(Data records)
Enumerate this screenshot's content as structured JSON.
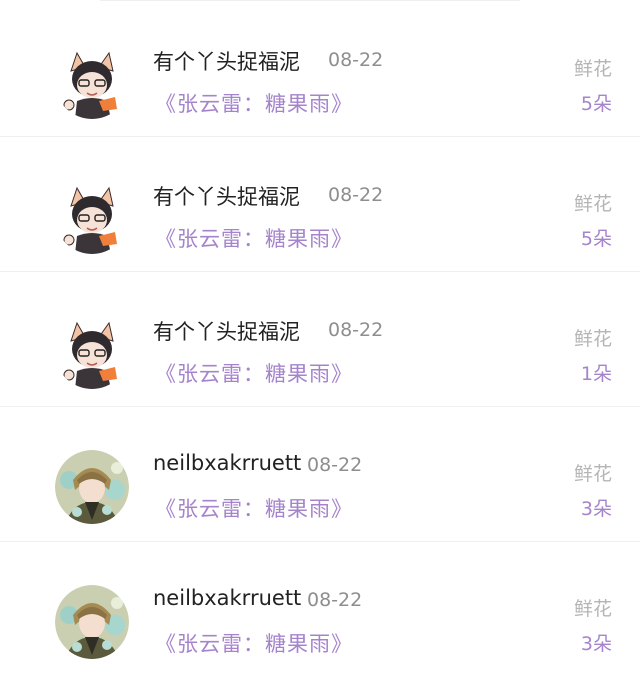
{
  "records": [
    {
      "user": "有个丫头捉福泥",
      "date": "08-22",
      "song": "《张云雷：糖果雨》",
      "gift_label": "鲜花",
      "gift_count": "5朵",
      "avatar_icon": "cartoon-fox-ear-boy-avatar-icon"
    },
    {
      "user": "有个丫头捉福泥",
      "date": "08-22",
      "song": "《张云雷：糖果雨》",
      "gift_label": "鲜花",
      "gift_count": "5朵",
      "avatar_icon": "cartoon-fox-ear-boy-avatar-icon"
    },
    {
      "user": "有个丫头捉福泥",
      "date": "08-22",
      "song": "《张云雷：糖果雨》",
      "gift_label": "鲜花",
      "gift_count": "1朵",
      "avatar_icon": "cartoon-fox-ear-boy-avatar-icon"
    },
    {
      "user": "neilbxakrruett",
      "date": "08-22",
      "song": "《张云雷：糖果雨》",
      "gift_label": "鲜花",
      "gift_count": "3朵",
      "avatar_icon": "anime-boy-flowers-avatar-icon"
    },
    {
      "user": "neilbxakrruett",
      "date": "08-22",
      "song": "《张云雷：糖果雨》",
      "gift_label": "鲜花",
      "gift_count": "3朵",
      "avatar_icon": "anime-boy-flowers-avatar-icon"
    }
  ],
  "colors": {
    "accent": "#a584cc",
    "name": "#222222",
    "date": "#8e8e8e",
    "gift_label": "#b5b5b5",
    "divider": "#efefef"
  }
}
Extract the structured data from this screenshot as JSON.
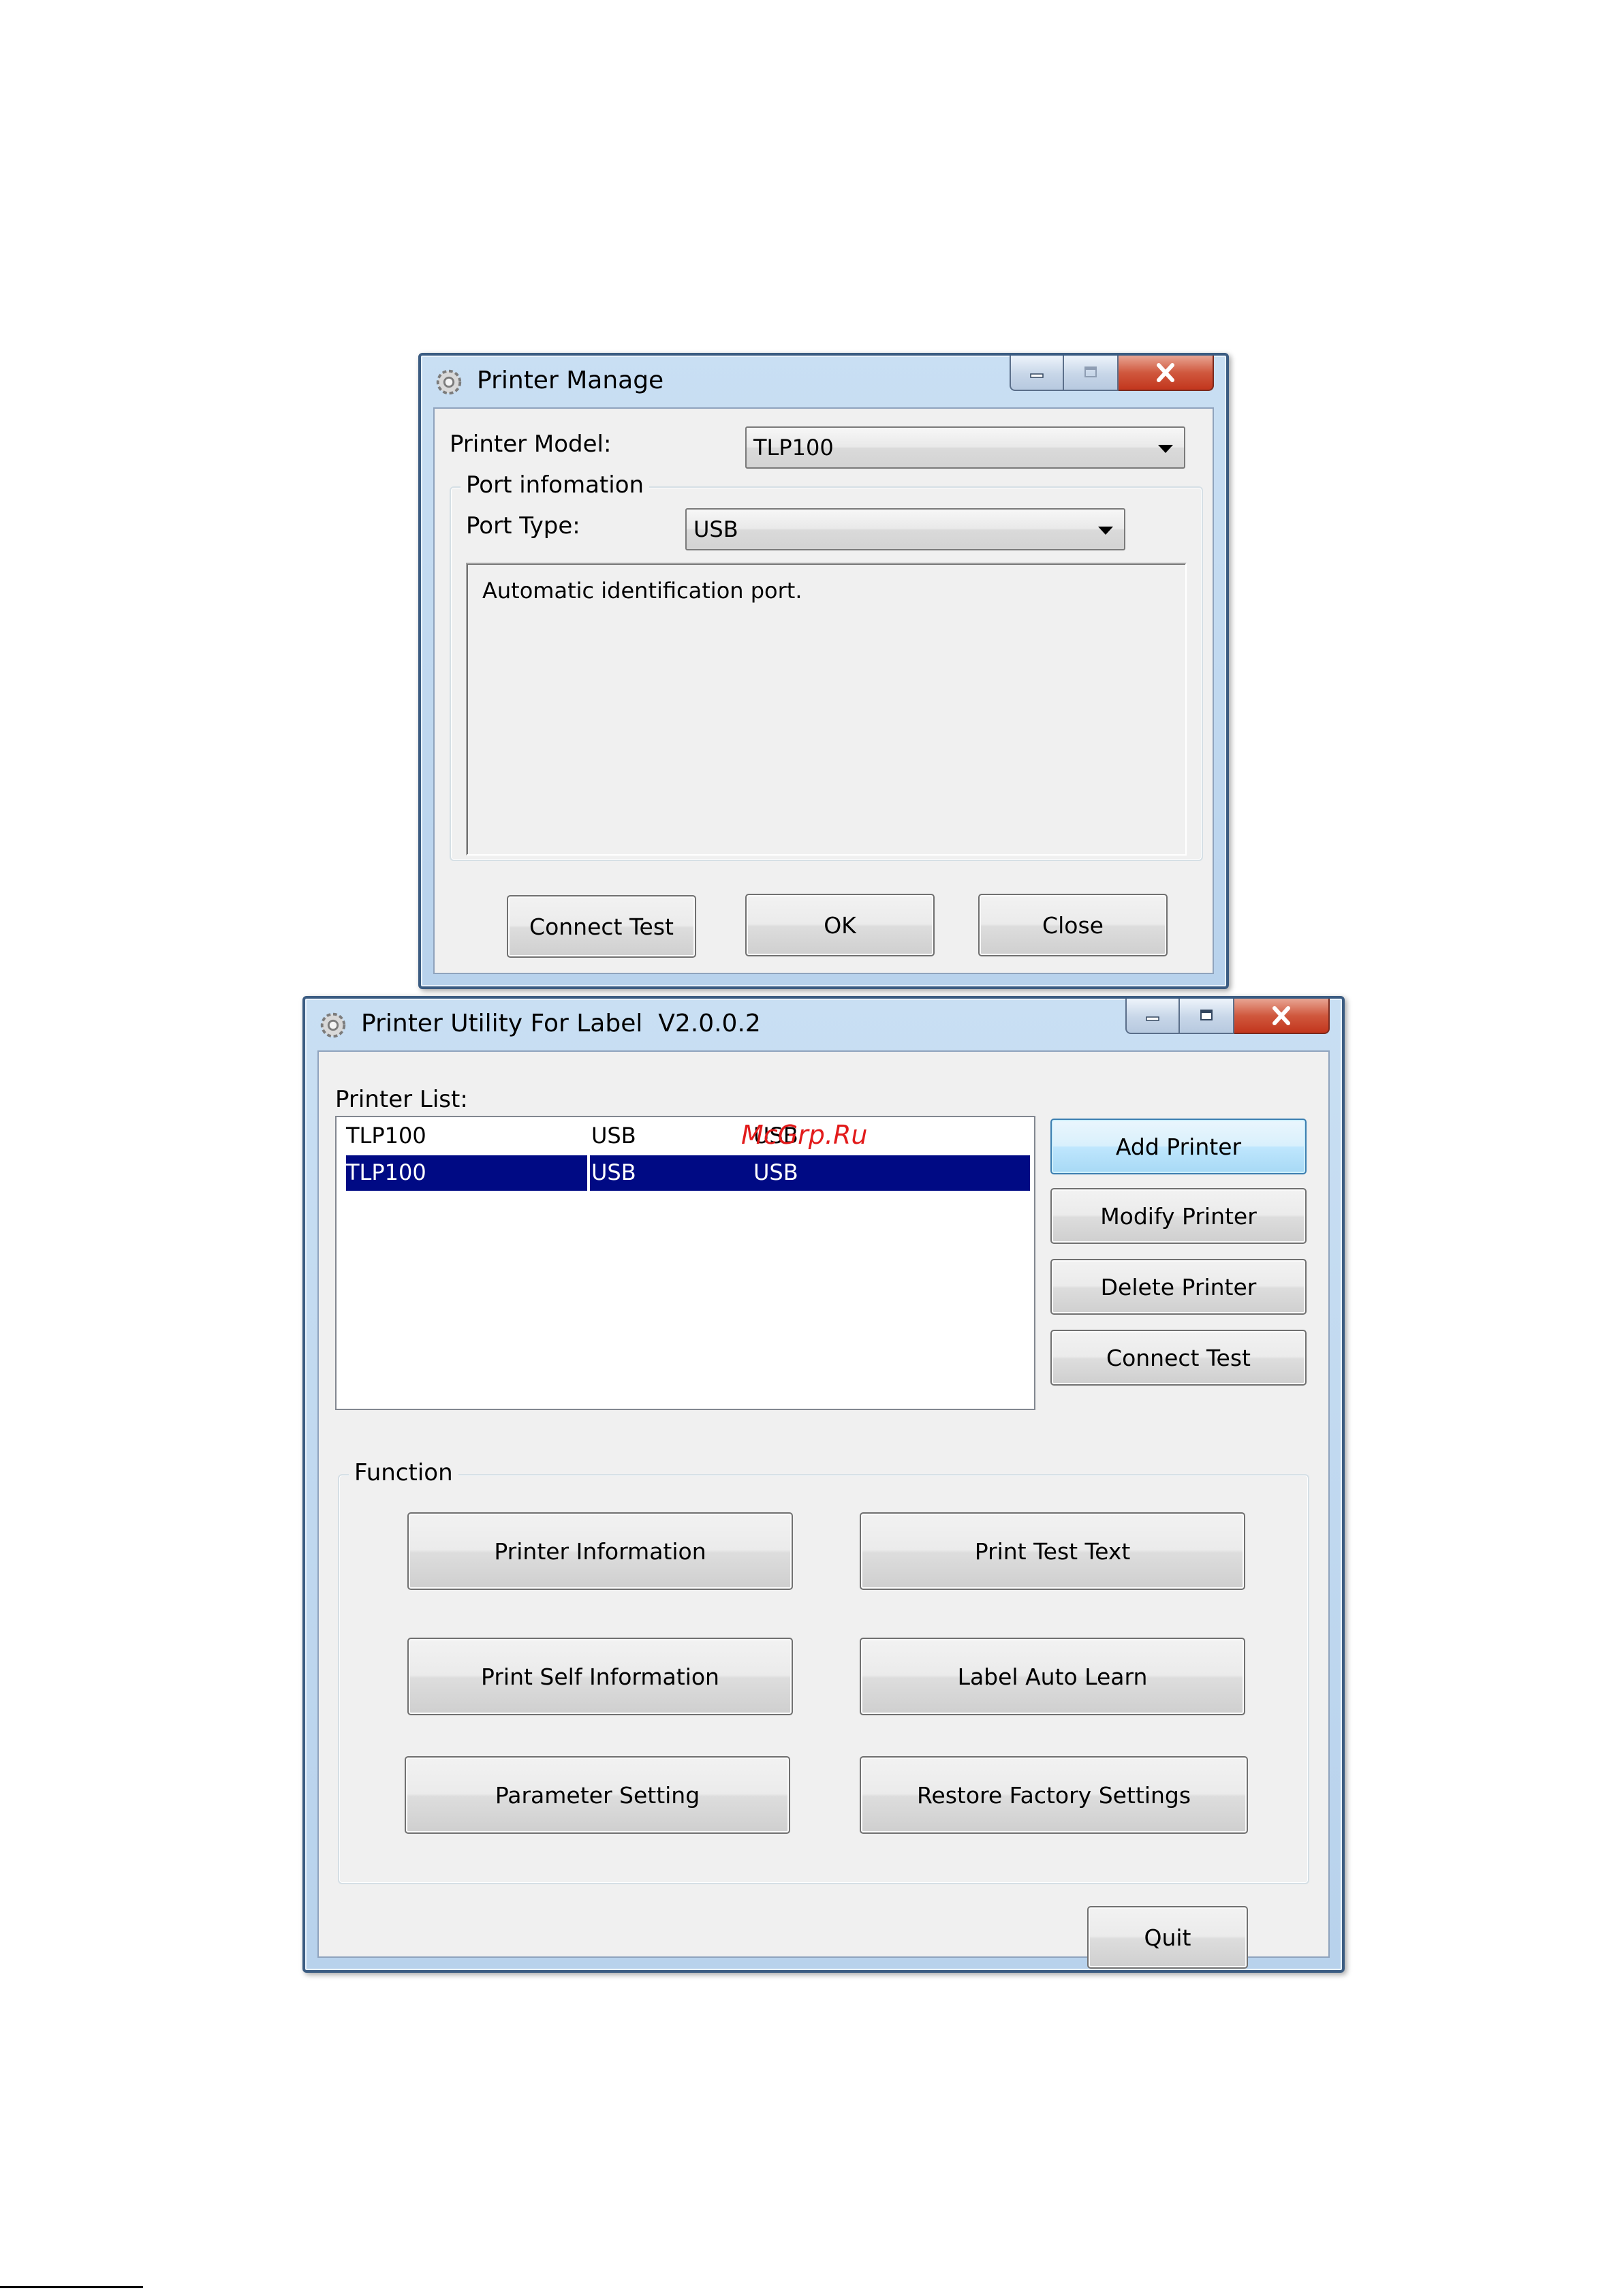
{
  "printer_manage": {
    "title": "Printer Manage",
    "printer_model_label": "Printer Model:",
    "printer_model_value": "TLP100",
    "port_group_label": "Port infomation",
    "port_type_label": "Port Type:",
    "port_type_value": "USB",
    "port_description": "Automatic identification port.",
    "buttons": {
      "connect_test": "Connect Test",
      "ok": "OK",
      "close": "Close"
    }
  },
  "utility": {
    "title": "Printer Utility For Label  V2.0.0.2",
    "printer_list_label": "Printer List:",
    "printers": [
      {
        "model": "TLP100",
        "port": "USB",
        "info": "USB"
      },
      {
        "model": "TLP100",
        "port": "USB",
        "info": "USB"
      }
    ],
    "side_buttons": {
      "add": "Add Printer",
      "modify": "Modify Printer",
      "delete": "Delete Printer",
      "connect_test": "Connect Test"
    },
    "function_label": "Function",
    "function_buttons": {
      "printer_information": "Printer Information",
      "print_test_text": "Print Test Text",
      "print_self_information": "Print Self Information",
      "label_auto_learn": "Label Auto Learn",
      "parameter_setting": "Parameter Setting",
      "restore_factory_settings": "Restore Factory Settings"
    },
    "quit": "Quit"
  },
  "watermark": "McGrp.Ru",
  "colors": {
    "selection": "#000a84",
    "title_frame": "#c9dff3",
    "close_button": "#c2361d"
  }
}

* _TASK DIRECTIONS_: From the listing above, pick out every line containing "this".

* _COMPLETED TASK_:
Enumerate this screenshot's content as structured JSON.
Extract the structured data from this screenshot as JSON.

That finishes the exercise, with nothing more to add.